— Given exercise —
Echo the lines from the one containing "overview-percent: ▲ 1375%: [459, 277, 479, 282]" through the one containing "handle-text: @realnathanf: [325, 138, 356, 145]", character for character.

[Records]
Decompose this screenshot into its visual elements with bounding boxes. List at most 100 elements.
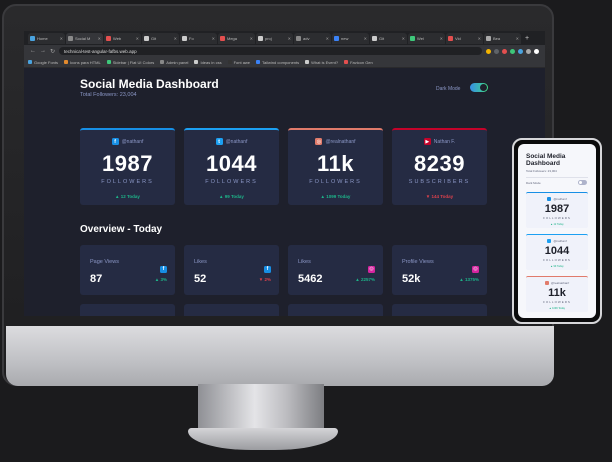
overview-percent: ▲ 1375%: [459, 277, 479, 282]
browser-tab[interactable]: proj ✕: [256, 32, 293, 44]
close-icon[interactable]: ✕: [402, 36, 405, 41]
browser-tab[interactable]: Web ✕: [104, 32, 141, 44]
overview-title: Overview - Today: [80, 224, 163, 235]
new-tab-button[interactable]: +: [525, 35, 529, 42]
overview-card-partial: [392, 304, 487, 316]
bookmark-item[interactable]: Font awe: [227, 60, 250, 65]
instagram-icon: ◎: [472, 265, 479, 273]
handle-text: @nathanf: [121, 138, 144, 145]
tab-favicon-icon: [372, 35, 377, 41]
monitor-frame: Home ✕ Social M ✕ Web ✕ Git ✕ Fo ✕ Mega ✕ proj ✕ adv ✕ n…: [2, 4, 554, 386]
close-icon[interactable]: ✕: [174, 36, 177, 41]
close-icon[interactable]: ✕: [136, 36, 139, 41]
browser-tab[interactable]: Home ✕: [28, 32, 65, 44]
browser-tab[interactable]: Git ✕: [142, 32, 179, 44]
browser-tab[interactable]: Wel ✕: [408, 32, 445, 44]
overview-label: Likes: [194, 259, 207, 265]
follower-label: SUBSCRIBERS: [408, 179, 471, 185]
monitor-stand: [198, 384, 324, 432]
bookmark-item[interactable]: Icons para HTML: [64, 60, 101, 65]
bookmark-item[interactable]: Favicon Gen: [344, 60, 373, 65]
tab-title: Mega: [227, 35, 238, 41]
phone-divider: [526, 177, 588, 178]
overview-icon-wrap: ◎: [368, 257, 375, 275]
card-handle: t @nathanf: [184, 138, 279, 145]
page-title: Social Media Dashboard: [80, 77, 219, 91]
handle-text: @nathanf: [553, 197, 567, 201]
close-icon[interactable]: ✕: [60, 36, 63, 41]
bookmark-item[interactable]: Tailwind components: [256, 60, 299, 65]
browser-tab[interactable]: Fo ✕: [180, 32, 217, 44]
extension-icon[interactable]: [502, 48, 507, 54]
close-icon[interactable]: ✕: [326, 36, 329, 41]
extensions-area: [486, 48, 539, 54]
handle-text: @realnathanf: [325, 138, 356, 145]
url-input[interactable]: technical-test-angular-fafbs.web.app: [59, 47, 482, 55]
overview-card-partial: [80, 304, 175, 316]
handle-text: @nathanf: [225, 138, 248, 145]
follower-label: FOLLOWERS: [309, 179, 362, 185]
tab-title: adv: [303, 35, 310, 41]
tab-title: Vid: [455, 35, 461, 41]
handle-text: @nathanf: [553, 239, 567, 243]
overview-icon-wrap: ◎: [472, 257, 479, 275]
bookmark-item[interactable]: Ideas in css: [194, 60, 222, 65]
browser-tab[interactable]: Mega ✕: [218, 32, 255, 44]
extension-icon[interactable]: [494, 48, 499, 54]
close-icon[interactable]: ✕: [364, 36, 367, 41]
browser-tab[interactable]: Vid ✕: [446, 32, 483, 44]
browser-tab[interactable]: Bea ✕: [484, 32, 521, 44]
twitter-icon: t: [215, 138, 223, 145]
bookmark-favicon-icon: [106, 60, 111, 64]
tab-title: Git: [379, 35, 385, 41]
tab-title: proj: [265, 35, 272, 41]
browser-addressbar: ← → ↻ technical-test-angular-fafbs.web.a…: [24, 45, 545, 57]
bookmark-item[interactable]: Google Fonts: [28, 60, 58, 65]
bookmark-favicon-icon: [227, 60, 232, 64]
extension-icon[interactable]: [510, 48, 515, 54]
forward-icon[interactable]: →: [40, 48, 46, 54]
overview-card: Page Views f 87 ▲ 3%: [80, 245, 175, 295]
browser-tab[interactable]: Git ✕: [370, 32, 407, 44]
dark-mode-label: Dark Mode: [436, 86, 461, 92]
close-icon[interactable]: ✕: [98, 36, 101, 41]
overview-percent: ▼ 2%: [258, 277, 271, 282]
close-icon[interactable]: ✕: [250, 36, 253, 41]
bookmark-item[interactable]: Sidebar | Flat UI Colors: [106, 60, 154, 65]
follower-count: 8239: [414, 151, 465, 176]
close-icon[interactable]: ✕: [478, 36, 481, 41]
network-icon: [547, 239, 552, 243]
phone-follower-card: @realnathanf 11k FOLLOWERS ▲ 1099 Today: [526, 276, 588, 312]
browser-tab[interactable]: Social M ✕: [66, 32, 103, 44]
phone-follower-label: FOLLOWERS: [543, 300, 571, 304]
bookmark-label: Google Fonts: [34, 59, 59, 65]
phone-card-handle: @realnathanf: [526, 281, 588, 285]
extension-icon[interactable]: [526, 48, 531, 54]
extension-icon[interactable]: [518, 48, 523, 54]
browser-tab[interactable]: new ✕: [332, 32, 369, 44]
close-icon[interactable]: ✕: [288, 36, 291, 41]
bookmark-favicon-icon: [64, 60, 69, 64]
close-icon[interactable]: ✕: [440, 36, 443, 41]
dashboard: Social Media Dashboard Total Followers: …: [24, 68, 545, 316]
tab-favicon-icon: [486, 35, 491, 41]
tab-favicon-icon: [182, 35, 187, 41]
reload-icon[interactable]: ↻: [50, 48, 55, 55]
phone-follower-card: @nathanf 1987 FOLLOWERS ▲ 12 Today: [526, 192, 588, 228]
extension-icon[interactable]: [534, 48, 539, 54]
follower-count: 1044: [206, 151, 257, 176]
close-icon[interactable]: ✕: [516, 36, 519, 41]
phone-card-handle: @nathanf: [526, 197, 588, 201]
phone-dark-mode-toggle[interactable]: [578, 180, 587, 185]
dark-mode-toggle[interactable]: [470, 83, 488, 92]
bookmark-item[interactable]: What is Event?: [305, 60, 338, 65]
network-icon: [547, 197, 552, 201]
browser-tab[interactable]: adv ✕: [294, 32, 331, 44]
overview-card: Likes ◎ 5462 ▲ 2257%: [288, 245, 383, 295]
close-icon[interactable]: ✕: [212, 36, 215, 41]
back-icon[interactable]: ←: [30, 48, 36, 54]
bookmark-item[interactable]: Admin panel: [160, 60, 188, 65]
tab-favicon-icon: [106, 35, 111, 41]
follower-count: 11k: [317, 151, 354, 176]
extension-icon[interactable]: [486, 48, 491, 54]
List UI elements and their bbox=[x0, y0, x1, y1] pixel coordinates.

— Completed task —
overview-percent: ▲ 1375%: [459, 277, 479, 282]
browser-tab[interactable]: proj ✕: [256, 32, 293, 44]
close-icon[interactable]: ✕: [402, 36, 405, 41]
browser-tab[interactable]: Web ✕: [104, 32, 141, 44]
overview-title: Overview - Today: [80, 224, 163, 235]
new-tab-button[interactable]: +: [525, 35, 529, 42]
overview-card-partial: [392, 304, 487, 316]
bookmark-item[interactable]: Font awe: [227, 60, 250, 65]
instagram-icon: ◎: [472, 265, 479, 273]
handle-text: @nathanf: [121, 138, 144, 145]
tab-favicon-icon: [372, 35, 377, 41]
monitor-frame: Home ✕ Social M ✕ Web ✕ Git ✕ Fo ✕ Mega ✕ proj ✕ adv ✕ n…: [2, 4, 554, 386]
close-icon[interactable]: ✕: [174, 36, 177, 41]
close-icon[interactable]: ✕: [136, 36, 139, 41]
browser-tab[interactable]: Home ✕: [28, 32, 65, 44]
browser-tab[interactable]: Git ✕: [142, 32, 179, 44]
browser-tab[interactable]: Wel ✕: [408, 32, 445, 44]
overview-label: Likes: [194, 259, 207, 265]
follower-label: SUBSCRIBERS: [408, 179, 471, 185]
monitor-stand: [198, 384, 324, 432]
bookmark-item[interactable]: Icons para HTML: [64, 60, 101, 65]
bookmark-item[interactable]: Favicon Gen: [344, 60, 373, 65]
tab-title: Mega: [227, 35, 238, 41]
phone-divider: [526, 177, 588, 178]
overview-icon-wrap: ◎: [368, 257, 375, 275]
card-handle: t @nathanf: [184, 138, 279, 145]
page-title: Social Media Dashboard: [80, 77, 219, 91]
handle-text: @nathanf: [553, 197, 567, 201]
close-icon[interactable]: ✕: [60, 36, 63, 41]
bookmark-item[interactable]: Tailwind components: [256, 60, 299, 65]
browser-tab[interactable]: Fo ✕: [180, 32, 217, 44]
extension-icon[interactable]: [502, 48, 507, 54]
close-icon[interactable]: ✕: [326, 36, 329, 41]
extensions-area: [486, 48, 539, 54]
handle-text: @realnathanf: [325, 138, 356, 145]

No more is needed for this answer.